⟨

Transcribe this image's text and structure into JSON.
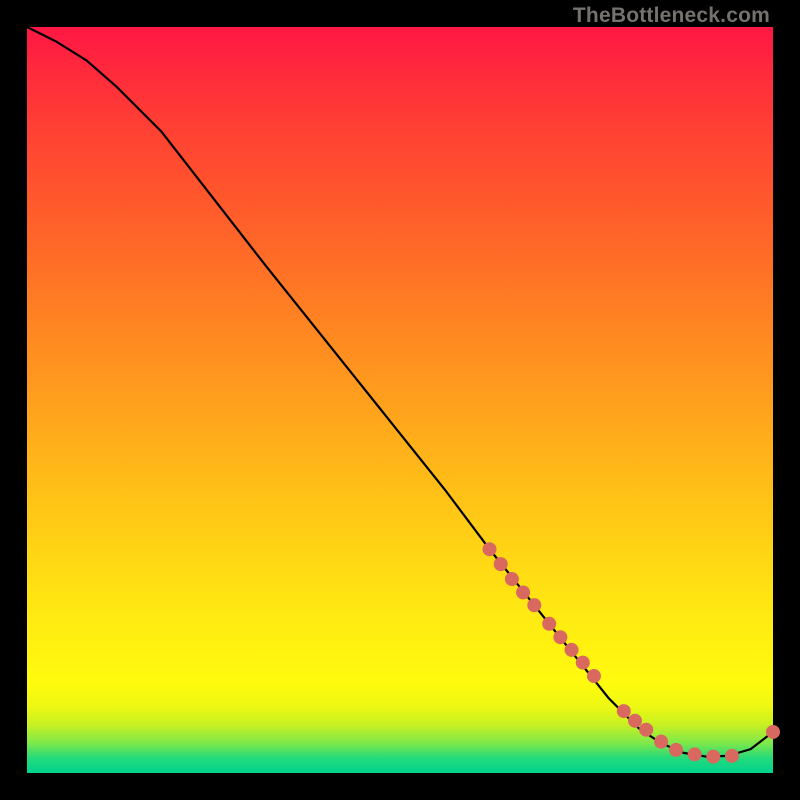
{
  "watermark": "TheBottleneck.com",
  "chart_data": {
    "type": "line",
    "title": "",
    "xlabel": "",
    "ylabel": "",
    "xlim": [
      0,
      100
    ],
    "ylim": [
      0,
      100
    ],
    "grid": false,
    "line": {
      "name": "curve",
      "x": [
        0,
        4,
        8,
        12,
        18,
        25,
        32,
        40,
        48,
        56,
        62,
        68,
        74,
        78,
        82,
        85,
        88,
        91,
        94,
        97,
        100
      ],
      "y": [
        100,
        98,
        95.5,
        92,
        86,
        77,
        68,
        58,
        48,
        38,
        30,
        22.5,
        15,
        10,
        6,
        4,
        2.7,
        2.2,
        2.3,
        3.2,
        5.5
      ]
    },
    "markers": {
      "name": "highlight-points",
      "color": "#d9695e",
      "x": [
        62,
        63.5,
        65,
        66.5,
        68,
        70,
        71.5,
        73,
        74.5,
        76,
        80,
        81.5,
        83,
        85,
        87,
        89.5,
        92,
        94.5,
        100
      ],
      "y": [
        30,
        28,
        26,
        24.2,
        22.5,
        20,
        18.2,
        16.5,
        14.8,
        13,
        8.3,
        7,
        5.8,
        4.2,
        3.1,
        2.5,
        2.2,
        2.3,
        5.5
      ]
    }
  }
}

⟩

- _OBJECTIVE_:
Drop the images and repeat the data exactly.

- _SOLUTION BELOW_:
Transcribe this image's text and structure into JSON.
{
  "watermark": "TheBottleneck.com",
  "chart_data": {
    "type": "line",
    "title": "",
    "xlabel": "",
    "ylabel": "",
    "xlim": [
      0,
      100
    ],
    "ylim": [
      0,
      100
    ],
    "grid": false,
    "line": {
      "name": "curve",
      "x": [
        0,
        4,
        8,
        12,
        18,
        25,
        32,
        40,
        48,
        56,
        62,
        68,
        74,
        78,
        82,
        85,
        88,
        91,
        94,
        97,
        100
      ],
      "y": [
        100,
        98,
        95.5,
        92,
        86,
        77,
        68,
        58,
        48,
        38,
        30,
        22.5,
        15,
        10,
        6,
        4,
        2.7,
        2.2,
        2.3,
        3.2,
        5.5
      ]
    },
    "markers": {
      "name": "highlight-points",
      "color": "#d9695e",
      "x": [
        62,
        63.5,
        65,
        66.5,
        68,
        70,
        71.5,
        73,
        74.5,
        76,
        80,
        81.5,
        83,
        85,
        87,
        89.5,
        92,
        94.5,
        100
      ],
      "y": [
        30,
        28,
        26,
        24.2,
        22.5,
        20,
        18.2,
        16.5,
        14.8,
        13,
        8.3,
        7,
        5.8,
        4.2,
        3.1,
        2.5,
        2.2,
        2.3,
        5.5
      ]
    }
  }
}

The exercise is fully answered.